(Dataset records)
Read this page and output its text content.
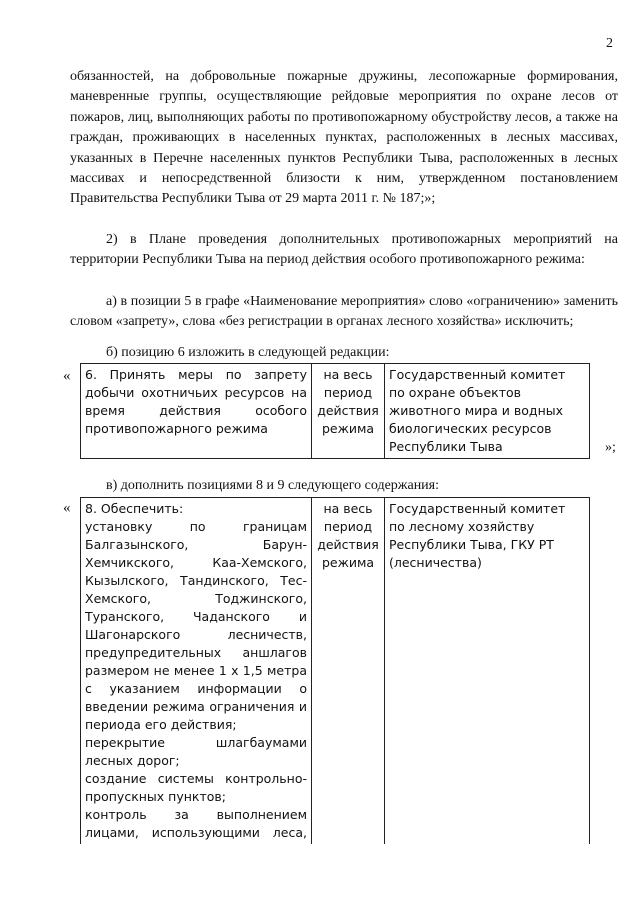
2

обязанностей, на добровольные пожарные дружины, лесопожарные формирования, маневренные группы, осуществляющие рейдовые мероприятия по охране лесов от пожаров, лиц, выполняющих работы по противопожарному обустройству лесов, а также на граждан, проживающих в населенных пунктах, расположенных в лесных массивах, указанных в Перечне населенных пунктов Республики Тыва, расположенных в лесных массивах и непосредственной близости к ним, утвержденном постановлением Правительства Республики Тыва от 29 марта 2011 г. № 187;»;

2) в Плане проведения дополнительных противопожарных мероприятий на территории Республики Тыва на период действия особого противопожарного режима:

а) в позиции 5 в графе «Наименование мероприятия» слово «ограничению» заменить словом «запрету», слова «без регистрации в органах лесного хозяйства» исключить;

б) позицию 6 изложить в следующей редакции:

« 6. Принять меры по запрету добычи охотничьих ресурсов на время действия особого противопожарного режима	на весь период действия режима	Государственный комитет по охране объектов животного мира и водных биологических ресурсов Республики Тыва	»;

в) дополнить позициями 8 и 9 следующего содержания:

« 8. Обеспечить:
установку по границам
Балгазынского, Барун-
Хемчикского, Каа-Хемского,
Кызылского, Тандинского, Тес-
Хемского, Тоджинского,
Туранского, Чаданского и
Шагонарского лесничеств,
предупредительных аншлагов
размером не менее 1 х 1,5 метра
с указанием информации о
введении режима ограничения и
периода его действия;
перекрытие шлагбаумами
лесных дорог;
создание системы контрольно-
пропускных пунктов;
контроль за выполнением
лицами, использующими леса,
	на весь период действия режима	Государственный комитет по лесному хозяйству Республики Тыва, ГКУ РТ (лесничества)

EXERCISE DESCRIPTION
Return each line among the entries that holds the word "запрету".

PROBLEM SOLUTION
а) в позиции 5 в графе «Наименование мероприятия» слово «ограничению» заменить словом «запрету», слова «без регистрации в органах лесного хозяйства» исключить;
« 6. Принять меры по запрету добычи охотничьих ресурсов на время действия особого противопожарного режима	на весь период действия режима	Государственный комитет по охране объектов животного мира и водных биологических ресурсов Республики Тыва	»;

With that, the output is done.